EXERCISE REQUIREMENTS
Gather all lines in the records below that include the word "Registry".

____________

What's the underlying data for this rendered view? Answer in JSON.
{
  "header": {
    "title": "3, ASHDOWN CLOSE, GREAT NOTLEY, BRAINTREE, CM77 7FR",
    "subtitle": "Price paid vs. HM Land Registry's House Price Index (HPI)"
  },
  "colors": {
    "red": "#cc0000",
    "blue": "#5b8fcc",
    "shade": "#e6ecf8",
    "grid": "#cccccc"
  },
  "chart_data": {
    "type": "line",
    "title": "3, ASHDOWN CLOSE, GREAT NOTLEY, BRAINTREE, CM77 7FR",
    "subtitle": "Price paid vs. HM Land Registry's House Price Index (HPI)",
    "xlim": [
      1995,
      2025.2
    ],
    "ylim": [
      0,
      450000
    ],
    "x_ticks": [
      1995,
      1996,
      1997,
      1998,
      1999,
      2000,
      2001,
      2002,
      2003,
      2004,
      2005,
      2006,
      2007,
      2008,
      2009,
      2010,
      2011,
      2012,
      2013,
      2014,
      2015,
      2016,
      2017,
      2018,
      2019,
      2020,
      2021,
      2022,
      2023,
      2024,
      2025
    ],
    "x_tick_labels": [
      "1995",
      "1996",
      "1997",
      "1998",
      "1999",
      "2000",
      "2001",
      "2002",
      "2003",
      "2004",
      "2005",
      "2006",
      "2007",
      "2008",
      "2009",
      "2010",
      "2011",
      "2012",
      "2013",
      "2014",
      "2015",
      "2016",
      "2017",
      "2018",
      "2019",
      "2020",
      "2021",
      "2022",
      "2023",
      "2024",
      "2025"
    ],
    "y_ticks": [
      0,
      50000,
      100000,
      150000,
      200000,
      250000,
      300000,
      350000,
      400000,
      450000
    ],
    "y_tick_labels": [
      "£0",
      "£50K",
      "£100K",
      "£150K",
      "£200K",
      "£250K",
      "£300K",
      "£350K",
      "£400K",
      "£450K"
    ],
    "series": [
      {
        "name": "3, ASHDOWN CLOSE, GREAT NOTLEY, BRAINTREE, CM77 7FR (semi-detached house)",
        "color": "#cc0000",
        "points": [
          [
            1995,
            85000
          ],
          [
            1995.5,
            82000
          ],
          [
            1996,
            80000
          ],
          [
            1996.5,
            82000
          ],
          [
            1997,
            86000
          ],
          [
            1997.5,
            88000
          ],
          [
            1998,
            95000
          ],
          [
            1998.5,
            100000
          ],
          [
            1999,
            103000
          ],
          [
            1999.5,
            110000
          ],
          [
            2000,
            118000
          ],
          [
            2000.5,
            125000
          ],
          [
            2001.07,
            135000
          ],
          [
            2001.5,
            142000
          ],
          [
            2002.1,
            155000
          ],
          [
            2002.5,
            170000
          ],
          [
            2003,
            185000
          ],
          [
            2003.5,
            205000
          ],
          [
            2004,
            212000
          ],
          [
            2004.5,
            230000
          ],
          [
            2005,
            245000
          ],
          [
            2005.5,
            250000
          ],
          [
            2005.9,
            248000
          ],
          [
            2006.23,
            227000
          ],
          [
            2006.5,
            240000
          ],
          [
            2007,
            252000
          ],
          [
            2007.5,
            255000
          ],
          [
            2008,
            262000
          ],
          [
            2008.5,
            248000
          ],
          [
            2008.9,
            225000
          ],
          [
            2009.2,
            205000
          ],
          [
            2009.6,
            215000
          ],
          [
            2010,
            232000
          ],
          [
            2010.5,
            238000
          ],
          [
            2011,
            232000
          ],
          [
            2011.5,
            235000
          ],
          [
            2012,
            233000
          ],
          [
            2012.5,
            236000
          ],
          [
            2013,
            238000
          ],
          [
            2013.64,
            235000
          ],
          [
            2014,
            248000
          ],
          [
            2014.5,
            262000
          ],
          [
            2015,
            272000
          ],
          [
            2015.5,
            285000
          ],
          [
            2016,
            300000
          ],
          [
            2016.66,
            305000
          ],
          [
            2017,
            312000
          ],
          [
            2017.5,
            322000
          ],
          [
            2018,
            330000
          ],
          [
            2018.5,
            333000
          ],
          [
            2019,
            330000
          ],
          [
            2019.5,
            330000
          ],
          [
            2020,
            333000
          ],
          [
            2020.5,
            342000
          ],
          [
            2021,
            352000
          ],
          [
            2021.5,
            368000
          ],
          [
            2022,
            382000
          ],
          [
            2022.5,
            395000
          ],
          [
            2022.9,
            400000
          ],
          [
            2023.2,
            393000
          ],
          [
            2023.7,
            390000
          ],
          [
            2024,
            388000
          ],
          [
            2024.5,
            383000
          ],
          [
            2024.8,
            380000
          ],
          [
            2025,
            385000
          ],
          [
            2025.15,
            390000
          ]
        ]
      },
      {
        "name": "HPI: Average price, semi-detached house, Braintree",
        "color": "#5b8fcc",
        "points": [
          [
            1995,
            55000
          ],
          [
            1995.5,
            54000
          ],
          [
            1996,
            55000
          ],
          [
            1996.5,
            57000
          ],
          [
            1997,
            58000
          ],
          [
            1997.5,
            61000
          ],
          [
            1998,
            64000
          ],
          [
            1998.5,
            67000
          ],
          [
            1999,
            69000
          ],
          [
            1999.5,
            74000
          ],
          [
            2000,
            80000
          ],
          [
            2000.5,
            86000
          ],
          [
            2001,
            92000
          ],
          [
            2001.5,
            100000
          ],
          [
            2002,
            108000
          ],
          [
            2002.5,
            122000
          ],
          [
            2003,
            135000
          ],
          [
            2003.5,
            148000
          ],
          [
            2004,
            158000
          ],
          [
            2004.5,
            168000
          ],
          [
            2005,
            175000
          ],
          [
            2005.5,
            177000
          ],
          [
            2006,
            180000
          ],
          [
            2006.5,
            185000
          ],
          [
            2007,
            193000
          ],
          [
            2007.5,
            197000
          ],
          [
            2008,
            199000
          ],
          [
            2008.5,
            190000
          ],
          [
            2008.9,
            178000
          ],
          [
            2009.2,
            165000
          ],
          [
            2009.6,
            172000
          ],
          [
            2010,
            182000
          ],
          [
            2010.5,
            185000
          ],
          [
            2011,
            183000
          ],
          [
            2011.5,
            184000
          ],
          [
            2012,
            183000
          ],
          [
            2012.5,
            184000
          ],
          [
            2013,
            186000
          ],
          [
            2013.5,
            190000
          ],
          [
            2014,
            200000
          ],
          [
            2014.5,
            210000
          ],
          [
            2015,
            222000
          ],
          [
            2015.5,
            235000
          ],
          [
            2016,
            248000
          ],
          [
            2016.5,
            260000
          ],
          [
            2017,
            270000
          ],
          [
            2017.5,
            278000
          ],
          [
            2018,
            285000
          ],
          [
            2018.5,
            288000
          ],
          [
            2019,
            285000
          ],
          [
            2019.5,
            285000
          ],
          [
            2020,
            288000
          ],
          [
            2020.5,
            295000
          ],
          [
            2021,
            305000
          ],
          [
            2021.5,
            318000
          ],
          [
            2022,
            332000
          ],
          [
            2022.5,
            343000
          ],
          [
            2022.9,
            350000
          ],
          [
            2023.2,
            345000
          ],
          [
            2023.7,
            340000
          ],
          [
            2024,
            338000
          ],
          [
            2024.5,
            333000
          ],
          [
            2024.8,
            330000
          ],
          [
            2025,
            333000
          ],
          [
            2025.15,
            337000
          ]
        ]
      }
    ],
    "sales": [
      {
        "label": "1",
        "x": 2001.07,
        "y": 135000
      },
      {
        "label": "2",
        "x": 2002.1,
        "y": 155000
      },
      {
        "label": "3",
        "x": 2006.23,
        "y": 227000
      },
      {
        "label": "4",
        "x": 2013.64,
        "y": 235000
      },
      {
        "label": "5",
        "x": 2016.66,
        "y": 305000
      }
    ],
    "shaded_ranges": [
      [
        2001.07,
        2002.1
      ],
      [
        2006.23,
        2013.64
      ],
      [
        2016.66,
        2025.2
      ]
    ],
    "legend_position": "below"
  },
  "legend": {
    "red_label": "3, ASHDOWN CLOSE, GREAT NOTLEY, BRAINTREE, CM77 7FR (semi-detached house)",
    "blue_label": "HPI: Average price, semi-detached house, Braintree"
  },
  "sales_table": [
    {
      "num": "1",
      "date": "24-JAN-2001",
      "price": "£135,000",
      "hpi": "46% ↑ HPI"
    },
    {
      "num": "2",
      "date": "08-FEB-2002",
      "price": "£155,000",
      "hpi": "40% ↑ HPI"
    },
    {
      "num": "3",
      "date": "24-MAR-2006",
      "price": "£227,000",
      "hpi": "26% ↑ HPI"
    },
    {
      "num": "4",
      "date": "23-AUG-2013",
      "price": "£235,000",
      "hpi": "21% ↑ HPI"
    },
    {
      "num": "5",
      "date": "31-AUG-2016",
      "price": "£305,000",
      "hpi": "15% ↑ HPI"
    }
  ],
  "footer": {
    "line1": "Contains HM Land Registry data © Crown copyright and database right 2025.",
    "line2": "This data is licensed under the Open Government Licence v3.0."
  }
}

____________

WORKED ANSWER
    "subtitle": "Price paid vs. HM Land Registry's House Price Index (HPI)"
    "subtitle": "Price paid vs. HM Land Registry's House Price Index (HPI)",
    "line1": "Contains HM Land Registry data © Crown copyright and database right 2025.",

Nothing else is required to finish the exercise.